▶ WHAT YOU WILL DO
Below is some material; set it all down exactly, apart from the pictures.
######
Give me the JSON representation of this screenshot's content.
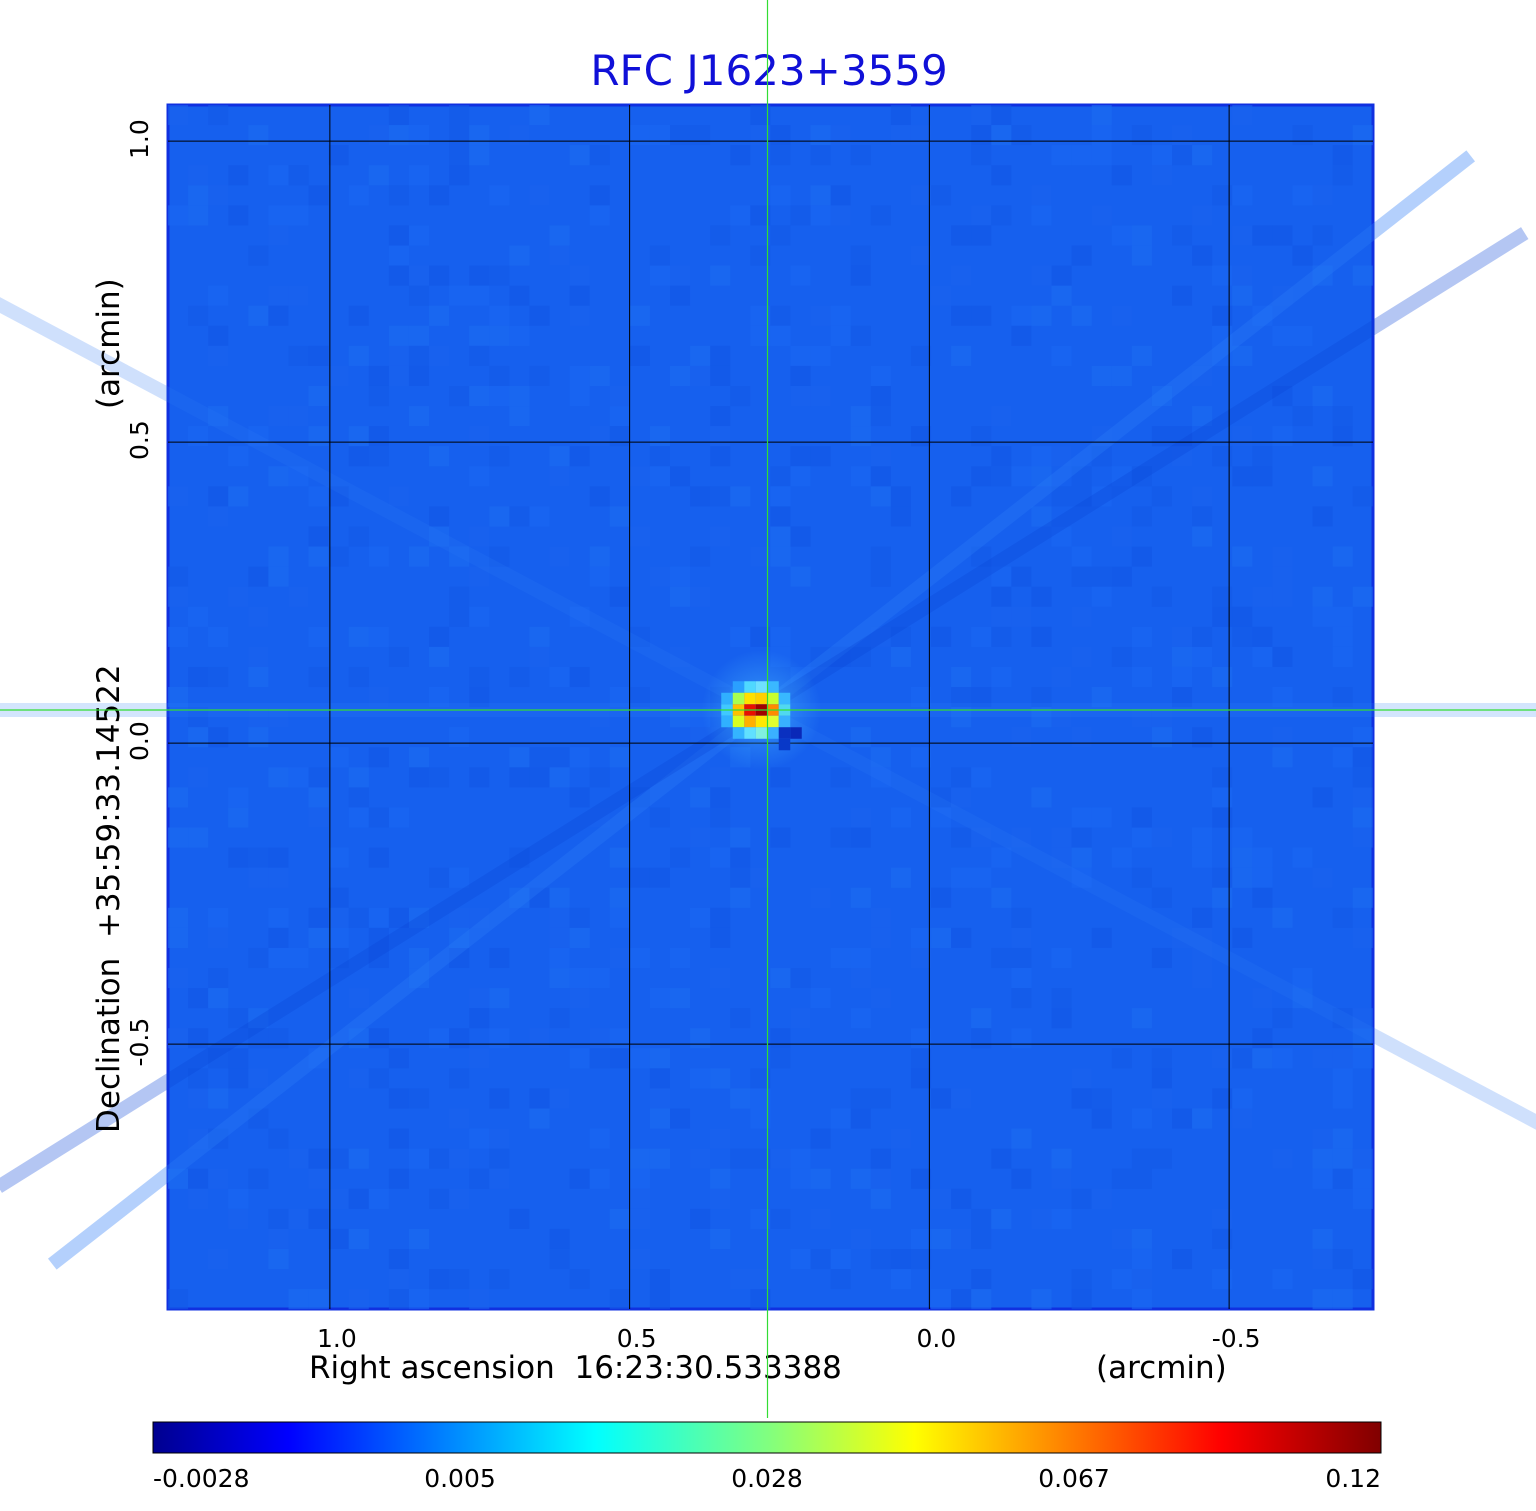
{
  "chart_data": {
    "type": "heatmap",
    "title": "RFC J1623+3559",
    "xlabel": "Right ascension  16:23:30.533388",
    "xunit": "(arcmin)",
    "ylabel": "Declination  +35:59:33.14522",
    "yunit": "(arcmin)",
    "x_axis_reversed": true,
    "xlim": [
      1.27,
      -0.74
    ],
    "ylim": [
      -0.94,
      1.06
    ],
    "x_ticks": [
      1.0,
      0.5,
      0.0,
      -0.5
    ],
    "x_tick_labels": [
      "1.0",
      "0.5",
      "0.0",
      "-0.5"
    ],
    "y_ticks": [
      1.0,
      0.5,
      0.0,
      -0.5
    ],
    "y_tick_labels": [
      "1.0",
      "0.5",
      "0.0",
      "-0.5"
    ],
    "grid": true,
    "crosshair": {
      "x": 0.27,
      "y": 0.055,
      "color": "#33dd33"
    },
    "source_peak": {
      "x": 0.28,
      "y": 0.055,
      "value": 0.12
    },
    "background_value": 0.0005,
    "colorbar": {
      "position": "bottom",
      "tick_labels": [
        "-0.0028",
        "0.005",
        "0.028",
        "0.067",
        "0.12"
      ],
      "colormap": "jet"
    }
  }
}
######
▶ SOLUTION
Give me the JSON representation of this screenshot's content.
{
  "chart_data": {
    "type": "heatmap",
    "title": "RFC J1623+3559",
    "xlabel": "Right ascension  16:23:30.533388",
    "xunit": "(arcmin)",
    "ylabel": "Declination  +35:59:33.14522",
    "yunit": "(arcmin)",
    "x_axis_reversed": true,
    "xlim": [
      1.27,
      -0.74
    ],
    "ylim": [
      -0.94,
      1.06
    ],
    "x_ticks": [
      1.0,
      0.5,
      0.0,
      -0.5
    ],
    "x_tick_labels": [
      "1.0",
      "0.5",
      "0.0",
      "-0.5"
    ],
    "y_ticks": [
      1.0,
      0.5,
      0.0,
      -0.5
    ],
    "y_tick_labels": [
      "1.0",
      "0.5",
      "0.0",
      "-0.5"
    ],
    "grid": true,
    "crosshair": {
      "x": 0.27,
      "y": 0.055,
      "color": "#33dd33"
    },
    "source_peak": {
      "x": 0.28,
      "y": 0.055,
      "value": 0.12
    },
    "background_value": 0.0005,
    "colorbar": {
      "position": "bottom",
      "tick_labels": [
        "-0.0028",
        "0.005",
        "0.028",
        "0.067",
        "0.12"
      ],
      "colormap": "jet"
    }
  }
}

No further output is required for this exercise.